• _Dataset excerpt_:
● ● ● ● ● ● ●
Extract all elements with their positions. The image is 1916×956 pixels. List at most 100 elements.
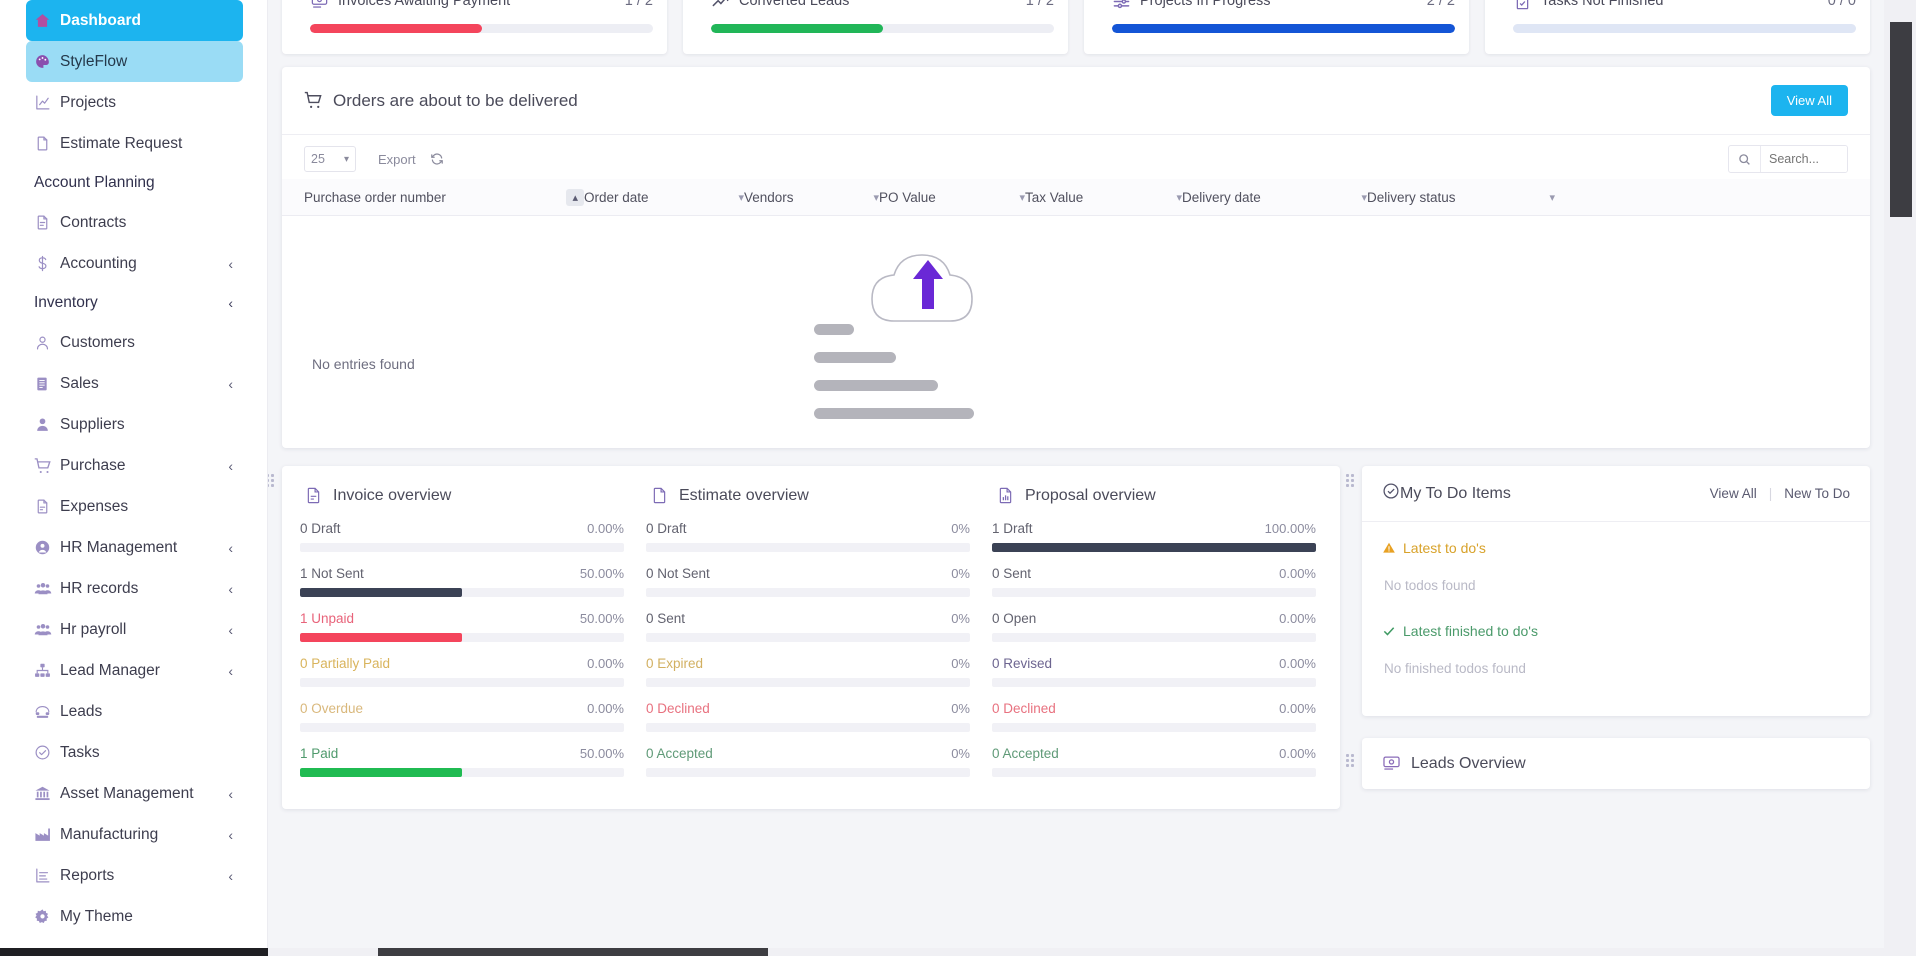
sidebar-item-reports[interactable]: Reports ‹: [26, 855, 243, 896]
page-scrollbar-thumb[interactable]: [1890, 22, 1912, 217]
sidebar-bottom-scrollbar[interactable]: [0, 948, 268, 956]
todo-latest-heading: Latest to do's: [1382, 540, 1850, 556]
stat-title: Invoices Awaiting Payment: [338, 0, 511, 9]
sidebar-item-sales[interactable]: Sales ‹: [26, 363, 243, 404]
column-header-label: Vendors: [744, 189, 794, 205]
todo-latest-empty: No todos found: [1384, 578, 1476, 593]
sidebar-item-label: Hr payroll: [60, 620, 127, 638]
orders-search[interactable]: [1728, 145, 1848, 173]
overview-row-percent: 0.00%: [1279, 746, 1316, 761]
page-scrollbar-track[interactable]: [1884, 0, 1916, 956]
sidebar-item-purchase[interactable]: Purchase ‹: [26, 445, 243, 486]
todo-title: My To Do Items: [1400, 484, 1511, 502]
page-length-select[interactable]: 25 ▾: [304, 146, 356, 172]
overviews-grid: Invoice overview 0 Draft 0.00% 1 Not Sen…: [292, 472, 1330, 791]
todo-view-all-link[interactable]: View All: [1710, 486, 1757, 501]
overview-row-label: 0 Overdue: [300, 701, 364, 716]
chevron-down-icon[interactable]: ▾: [1541, 191, 1555, 204]
stat-card[interactable]: Tasks Not Finished 0 / 0: [1485, 0, 1870, 54]
horizontal-scrollbar-track[interactable]: [268, 948, 1884, 956]
task-doc-icon: [1513, 0, 1541, 11]
drag-handle-overviews[interactable]: [268, 474, 276, 488]
sidebar-item-contracts[interactable]: Contracts: [26, 202, 243, 243]
chevron-down-icon[interactable]: ▾: [730, 191, 744, 204]
sidebar-item-lead-manager[interactable]: Lead Manager ‹: [26, 650, 243, 691]
sidebar-item-projects[interactable]: Projects: [26, 82, 243, 123]
sidebar-item-label: Purchase: [60, 456, 126, 474]
column-header[interactable]: Order date ▾: [584, 179, 744, 215]
sidebar-item-dashboard[interactable]: Dashboard: [26, 0, 243, 41]
todo-latest-label: Latest to do's: [1403, 540, 1486, 556]
cart-icon: [304, 91, 323, 110]
overview-row-label: 0 Open: [992, 611, 1037, 626]
sidebar-item-hr-payroll[interactable]: Hr payroll ‹: [26, 609, 243, 650]
overview-row-percent: 0%: [951, 566, 970, 581]
column-header[interactable]: Delivery status ▾: [1367, 179, 1555, 215]
stat-card[interactable]: Projects In Progress 2 / 2: [1084, 0, 1469, 54]
leads-card: Leads Overview: [1362, 738, 1870, 789]
sidebar-item-leads[interactable]: Leads: [26, 691, 243, 732]
person-icon: [34, 416, 60, 433]
chevron-down-icon[interactable]: ▾: [1011, 191, 1025, 204]
column-header[interactable]: Vendors ▾: [744, 179, 879, 215]
overview-row-percent: 0%: [951, 611, 970, 626]
group-icon: [34, 621, 60, 639]
sidebar-section-account-planning[interactable]: Account Planning: [26, 164, 243, 202]
orders-search-input[interactable]: [1761, 146, 1847, 172]
sidebar-item-estimate-request[interactable]: Estimate Request: [26, 123, 243, 164]
todo-card: My To Do Items View All | New To Do Late…: [1362, 466, 1870, 716]
factory-icon: [34, 826, 60, 843]
todo-new-link[interactable]: New To Do: [1784, 486, 1850, 501]
warning-icon: [1382, 541, 1396, 555]
orders-title: Orders are about to be delivered: [333, 90, 578, 110]
sidebar-item-suppliers[interactable]: Suppliers: [26, 404, 243, 445]
sidebar-item-my-theme[interactable]: My Theme: [26, 896, 243, 937]
overview-row-percent: 0.00%: [1279, 701, 1316, 716]
sidebar-item-hr-records[interactable]: HR records ‹: [26, 568, 243, 609]
drag-handle-overviews-right[interactable]: [1346, 474, 1356, 488]
sidebar-item-styleflow[interactable]: StyleFlow: [26, 41, 243, 82]
orders-empty-state: No entries found: [282, 216, 1870, 444]
column-header[interactable]: Purchase order number ▴: [304, 179, 584, 215]
overview-row: 0 Draft 0.00%: [300, 521, 624, 552]
sidebar-item-tasks[interactable]: Tasks: [26, 732, 243, 773]
overview-panel: Estimate overview 0 Draft 0% 0 Not Sent …: [638, 472, 984, 791]
todo-finished-heading: Latest finished to do's: [1382, 623, 1850, 639]
chevron-down-icon[interactable]: ▾: [1353, 191, 1367, 204]
overview-row-label: 0 Accepted: [646, 746, 713, 761]
overview-row-track: [646, 768, 970, 777]
column-header[interactable]: PO Value ▾: [879, 179, 1025, 215]
column-header[interactable]: Delivery date ▾: [1182, 179, 1367, 215]
export-button[interactable]: Export: [378, 152, 416, 167]
overview-row-label: 1 Unpaid: [300, 611, 355, 626]
overview-panel-title: Estimate overview: [679, 486, 809, 504]
chevron-down-icon[interactable]: ▾: [1168, 191, 1182, 204]
sidebar-item-expenses[interactable]: Expenses: [26, 486, 243, 527]
right-column: My To Do Items View All | New To Do Late…: [1362, 466, 1870, 809]
stat-card[interactable]: Converted Leads 1 / 2: [683, 0, 1068, 54]
sidebar-item-asset-management[interactable]: Asset Management ‹: [26, 773, 243, 814]
sidebar-item-customers[interactable]: Customers: [26, 322, 243, 363]
sidebar-item-hr-management[interactable]: HR Management ‹: [26, 527, 243, 568]
todo-card-header: My To Do Items View All | New To Do: [1362, 466, 1870, 522]
stat-card[interactable]: Invoices Awaiting Payment 1 / 2: [282, 0, 667, 54]
column-header[interactable]: Tax Value ▾: [1025, 179, 1182, 215]
overview-panel-header: Proposal overview: [992, 472, 1316, 521]
refresh-icon[interactable]: [430, 152, 444, 166]
drag-handle-overviews-right2[interactable]: [1346, 754, 1356, 768]
stat-count: 2 / 2: [1426, 0, 1455, 9]
sidebar-item-accounting[interactable]: Accounting ‹: [26, 243, 243, 284]
stat-title: Tasks Not Finished: [1541, 0, 1664, 9]
overview-row-label: 1 Paid: [300, 746, 339, 761]
chevron-down-icon[interactable]: ▾: [865, 191, 879, 204]
sidebar-item-label: Customers: [60, 333, 135, 351]
check-circle-icon: [34, 744, 60, 761]
overview-row: 0 Sent 0.00%: [992, 566, 1316, 597]
horizontal-scrollbar-thumb[interactable]: [378, 948, 768, 956]
sliders-icon: [1112, 0, 1140, 11]
sidebar-item-manufacturing[interactable]: Manufacturing ‹: [26, 814, 243, 855]
chevron-up-icon[interactable]: ▴: [566, 188, 584, 206]
sidebar-nav: Dashboard StyleFlow Projects Estimate Reque…: [0, 0, 267, 937]
sidebar-section-inventory[interactable]: Inventory ‹: [26, 284, 243, 322]
orders-view-all-button[interactable]: View All: [1770, 85, 1848, 116]
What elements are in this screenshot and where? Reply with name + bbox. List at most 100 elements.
● ● ● ● ● ● ●
• _YOUR OBJECTIVE_: Rewrite the material with every "overview-row-percent" changed to "overview-row-share" and nothing else altered, leaving the pictures out.

• _EXERCISE RESPONSE_:
Extract all elements with their positions. The image is 1916×956 pixels. List at most 100 elements.
sidebar-item-reports[interactable]: Reports ‹: [26, 855, 243, 896]
page-scrollbar-thumb[interactable]: [1890, 22, 1912, 217]
sidebar-bottom-scrollbar[interactable]: [0, 948, 268, 956]
todo-latest-heading: Latest to do's: [1382, 540, 1850, 556]
stat-title: Invoices Awaiting Payment: [338, 0, 511, 9]
sidebar-item-sales[interactable]: Sales ‹: [26, 363, 243, 404]
column-header-label: Vendors: [744, 189, 794, 205]
todo-latest-empty: No todos found: [1384, 578, 1476, 593]
sidebar-item-label: Hr payroll: [60, 620, 127, 638]
orders-search[interactable]: [1728, 145, 1848, 173]
overview-row-share: 0.00%: [1279, 746, 1316, 761]
page-scrollbar-track[interactable]: [1884, 0, 1916, 956]
sidebar-item-purchase[interactable]: Purchase ‹: [26, 445, 243, 486]
todo-title: My To Do Items: [1400, 484, 1511, 502]
page-length-select[interactable]: 25 ▾: [304, 146, 356, 172]
overviews-grid: Invoice overview 0 Draft 0.00% 1 Not Sen…: [292, 472, 1330, 791]
todo-view-all-link[interactable]: View All: [1710, 486, 1757, 501]
overview-row-label: 0 Overdue: [300, 701, 364, 716]
chevron-down-icon[interactable]: ▾: [1541, 191, 1555, 204]
stat-card[interactable]: Tasks Not Finished 0 / 0: [1485, 0, 1870, 54]
horizontal-scrollbar-track[interactable]: [268, 948, 1884, 956]
task-doc-icon: [1513, 0, 1541, 11]
drag-handle-overviews[interactable]: [268, 474, 276, 488]
sidebar-item-contracts[interactable]: Contracts: [26, 202, 243, 243]
chevron-down-icon[interactable]: ▾: [730, 191, 744, 204]
sidebar-item-lead-manager[interactable]: Lead Manager ‹: [26, 650, 243, 691]
sidebar-item-projects[interactable]: Projects: [26, 82, 243, 123]
sidebar-item-label: Purchase: [60, 456, 126, 474]
column-header[interactable]: Order date ▾: [584, 179, 744, 215]
sidebar-item-dashboard[interactable]: Dashboard: [26, 0, 243, 41]
todo-latest-label: Latest to do's: [1403, 540, 1486, 556]
cart-icon: [304, 91, 323, 110]
overview-row-label: 0 Open: [992, 611, 1037, 626]
sidebar-item-hr-payroll[interactable]: Hr payroll ‹: [26, 609, 243, 650]
overview-row-share: 0%: [951, 566, 970, 581]
column-header[interactable]: Delivery status ▾: [1367, 179, 1555, 215]
stat-card[interactable]: Projects In Progress 2 / 2: [1084, 0, 1469, 54]
leads-card: Leads Overview: [1362, 738, 1870, 789]
sidebar-item-leads[interactable]: Leads: [26, 691, 243, 732]
person-icon: [34, 416, 60, 433]
chevron-down-icon[interactable]: ▾: [1011, 191, 1025, 204]
column-header[interactable]: Vendors ▾: [744, 179, 879, 215]
overview-row-share: 0%: [951, 611, 970, 626]
group-icon: [34, 621, 60, 639]
sidebar-section-account-planning[interactable]: Account Planning: [26, 164, 243, 202]
orders-search-input[interactable]: [1761, 146, 1847, 172]
sidebar-item-estimate-request[interactable]: Estimate Request: [26, 123, 243, 164]
todo-card: My To Do Items View All | New To Do Late…: [1362, 466, 1870, 716]
factory-icon: [34, 826, 60, 843]
todo-new-link[interactable]: New To Do: [1784, 486, 1850, 501]
warning-icon: [1382, 541, 1396, 555]
orders-title: Orders are about to be delivered: [333, 90, 578, 110]
sidebar-item-suppliers[interactable]: Suppliers: [26, 404, 243, 445]
sidebar-item-my-theme[interactable]: My Theme: [26, 896, 243, 937]
overview-row-share: 0.00%: [1279, 701, 1316, 716]
sidebar-item-hr-records[interactable]: HR records ‹: [26, 568, 243, 609]
drag-handle-overviews-right[interactable]: [1346, 474, 1356, 488]
sidebar-item-styleflow[interactable]: StyleFlow: [26, 41, 243, 82]
orders-empty-state: No entries found: [282, 216, 1870, 444]
column-header[interactable]: Purchase order number ▴: [304, 179, 584, 215]
overview-row: 0 Draft 0.00%: [300, 521, 624, 552]
sidebar-item-tasks[interactable]: Tasks: [26, 732, 243, 773]
overview-panel: Estimate overview 0 Draft 0% 0 Not Sent …: [638, 472, 984, 791]
todo-finished-heading: Latest finished to do's: [1382, 623, 1850, 639]
chevron-down-icon[interactable]: ▾: [1353, 191, 1367, 204]
overview-row-label: 0 Accepted: [646, 746, 713, 761]
overview-row-track: [646, 768, 970, 777]
column-header[interactable]: PO Value ▾: [879, 179, 1025, 215]
column-header[interactable]: Delivery date ▾: [1182, 179, 1367, 215]
export-button[interactable]: Export: [378, 152, 416, 167]
overview-row-label: 1 Unpaid: [300, 611, 355, 626]
overview-panel-title: Estimate overview: [679, 486, 809, 504]
chevron-down-icon[interactable]: ▾: [1168, 191, 1182, 204]
sidebar-item-expenses[interactable]: Expenses: [26, 486, 243, 527]
right-column: My To Do Items View All | New To Do Late…: [1362, 466, 1870, 809]
stat-card[interactable]: Converted Leads 1 / 2: [683, 0, 1068, 54]
sidebar-item-asset-management[interactable]: Asset Management ‹: [26, 773, 243, 814]
sidebar-item-customers[interactable]: Customers: [26, 322, 243, 363]
sidebar-item-hr-management[interactable]: HR Management ‹: [26, 527, 243, 568]
todo-card-header: My To Do Items View All | New To Do: [1362, 466, 1870, 522]
stat-card[interactable]: Invoices Awaiting Payment 1 / 2: [282, 0, 667, 54]
column-header[interactable]: Tax Value ▾: [1025, 179, 1182, 215]
overview-panel-header: Proposal overview: [992, 472, 1316, 521]
refresh-icon[interactable]: [430, 152, 444, 166]
drag-handle-overviews-right2[interactable]: [1346, 754, 1356, 768]
stat-count: 2 / 2: [1426, 0, 1455, 9]
sidebar-item-accounting[interactable]: Accounting ‹: [26, 243, 243, 284]
stat-title: Tasks Not Finished: [1541, 0, 1664, 9]
overview-row-label: 1 Paid: [300, 746, 339, 761]
chevron-down-icon[interactable]: ▾: [865, 191, 879, 204]
sidebar-item-label: Customers: [60, 333, 135, 351]
check-circle-icon: [34, 744, 60, 761]
overview-row: 0 Sent 0.00%: [992, 566, 1316, 597]
horizontal-scrollbar-thumb[interactable]: [378, 948, 768, 956]
sliders-icon: [1112, 0, 1140, 11]
sidebar-item-manufacturing[interactable]: Manufacturing ‹: [26, 814, 243, 855]
chevron-up-icon[interactable]: ▴: [566, 188, 584, 206]
sidebar-nav: Dashboard StyleFlow Projects Estimate Reque…: [0, 0, 267, 937]
sidebar-section-inventory[interactable]: Inventory ‹: [26, 284, 243, 322]
orders-view-all-button[interactable]: View All: [1770, 85, 1848, 116]
What elements are in this screenshot and where? Reply with name + bbox. List at most 100 elements.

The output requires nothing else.